╔══
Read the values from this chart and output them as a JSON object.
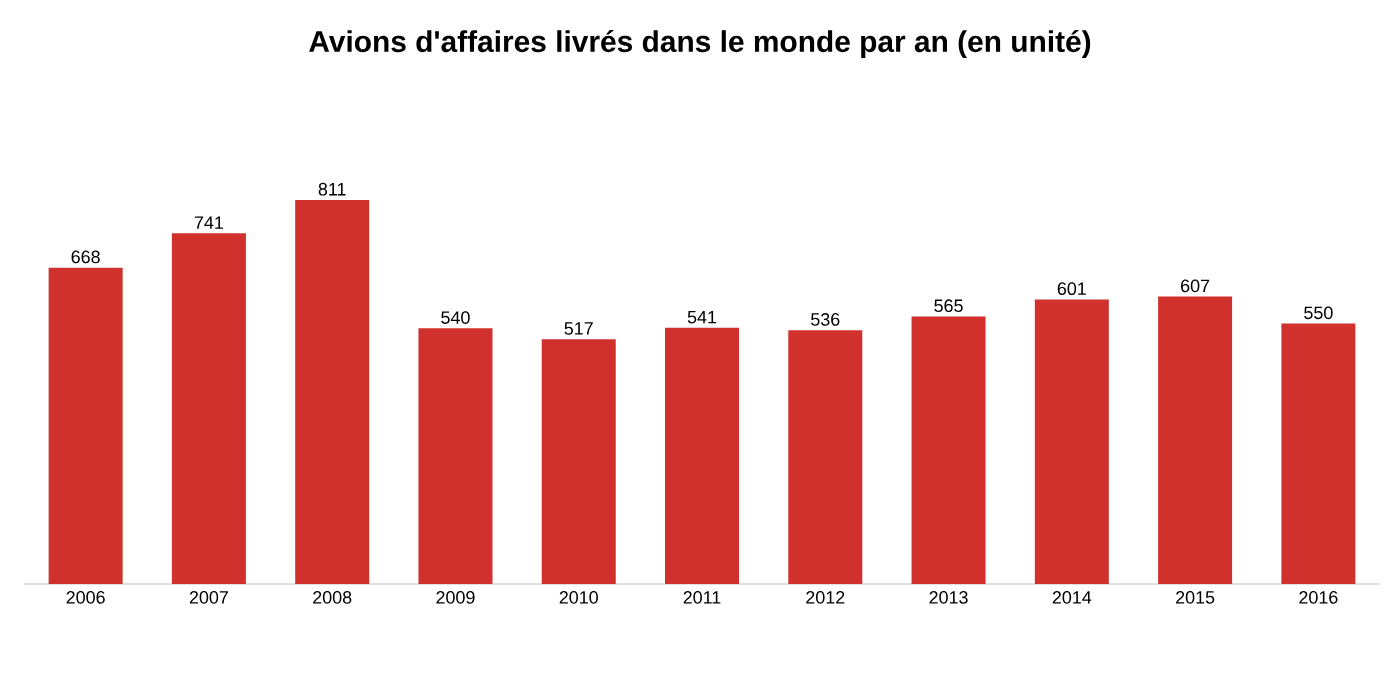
{
  "chart_data": {
    "type": "bar",
    "title": "Avions d'affaires livrés dans le monde par an (en unité)",
    "categories": [
      "2006",
      "2007",
      "2008",
      "2009",
      "2010",
      "2011",
      "2012",
      "2013",
      "2014",
      "2015",
      "2016"
    ],
    "values": [
      668,
      741,
      811,
      540,
      517,
      541,
      536,
      565,
      601,
      607,
      550
    ],
    "color": "#d0312d",
    "data_labels": true
  }
}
╚══
* Set exercise
All records must be output exactly as they are, except for the pictures, which are left out.

* Task solution
Read the values from this chart and output them as a JSON object.
{
  "chart_data": {
    "type": "bar",
    "title": "Avions d'affaires livrés dans le monde par an (en unité)",
    "categories": [
      "2006",
      "2007",
      "2008",
      "2009",
      "2010",
      "2011",
      "2012",
      "2013",
      "2014",
      "2015",
      "2016"
    ],
    "values": [
      668,
      741,
      811,
      540,
      517,
      541,
      536,
      565,
      601,
      607,
      550
    ],
    "color": "#d0312d",
    "data_labels": true
  }
}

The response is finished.